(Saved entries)
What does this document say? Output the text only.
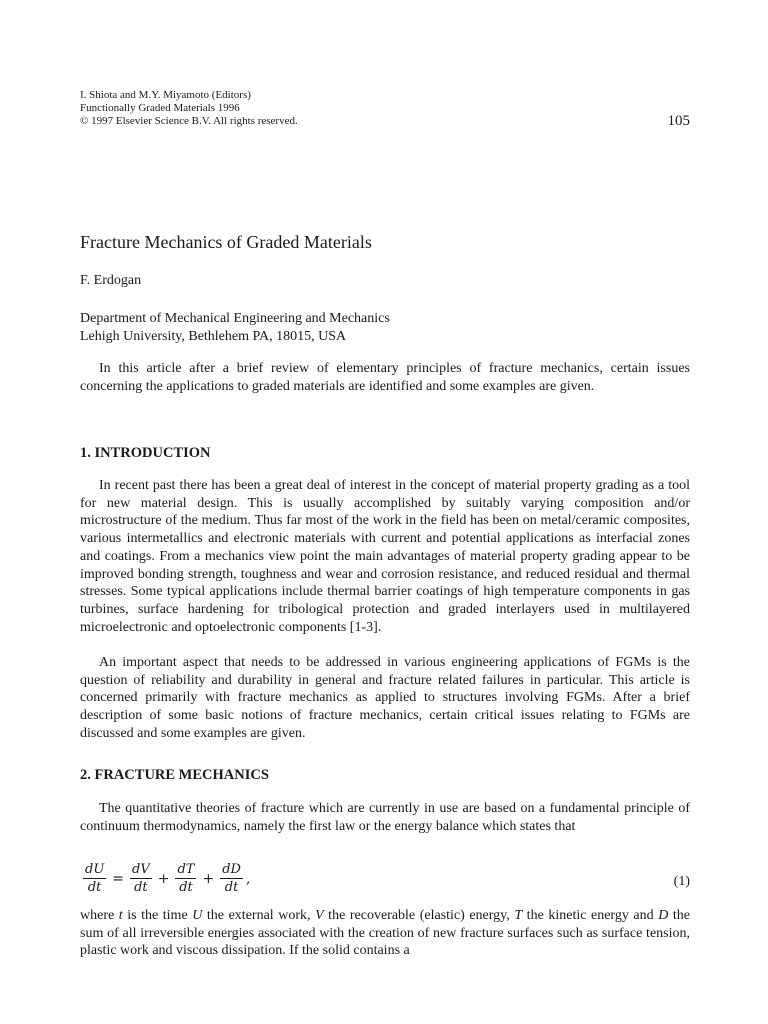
I. Shiota and M.Y. Miyamoto (Editors)
Functionally Graded Materials 1996
© 1997 Elsevier Science B.V. All rights reserved.	105
Fracture Mechanics of Graded Materials
F. Erdogan
Department of Mechanical Engineering and Mechanics
Lehigh University, Bethlehem PA, 18015, USA

In this article after a brief review of elementary principles of fracture mechanics, certain issues concerning the applications to graded materials are identified and some examples are given.

1. INTRODUCTION

In recent past there has been a great deal of interest in the concept of material property grading as a tool for new material design. This is usually accomplished by suitably varying composition and/or microstructure of the medium. Thus far most of the work in the field has been on metal/ceramic composites, various intermetallics and electronic materials with current and potential applications as interfacial zones and coatings. From a mechanics view point the main advantages of material property grading appear to be improved bonding strength, toughness and wear and corrosion resistance, and reduced residual and thermal stresses. Some typical applications include thermal barrier coatings of high temperature components in gas turbines, surface hardening for tribological protection and graded interlayers used in multilayered microelectronic and optoelectronic components [1-3].

An important aspect that needs to be addressed in various engineering applications of FGMs is the question of reliability and durability in general and fracture related failures in particular. This article is concerned primarily with fracture mechanics as applied to structures involving FGMs. After a brief description of some basic notions of fracture mechanics, certain critical issues relating to FGMs are discussed and some examples are given.

2. FRACTURE MECHANICS

The quantitative theories of fracture which are currently in use are based on a fundamental principle of continuum thermodynamics, namely the first law or the energy balance which states that

$\frac{dU}{dt} = \frac{dV}{dt} + \frac{dT}{dt} + \frac{dD}{dt}$ ,	(1)

where t is the time U the external work, V the recoverable (elastic) energy, T the kinetic energy and D the sum of all irreversible energies associated with the creation of new fracture surfaces such as surface tension, plastic work and viscous dissipation. If the solid contains a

> Requirements: Only lines with "that" are wanted here; list each of them.

> Solution for this exercise:
An important aspect that needs to be addressed in various engineering applications of FGMs is the question of reliability and durability in general and fracture related failures in particular. This article is concerned primarily with fracture mechanics as applied to structures involving FGMs. After a brief description of some basic notions of fracture mechanics, certain critical issues relating to FGMs are discussed and some examples are given.
The quantitative theories of fracture which are currently in use are based on a fundamental principle of continuum thermodynamics, namely the first law or the energy balance which states that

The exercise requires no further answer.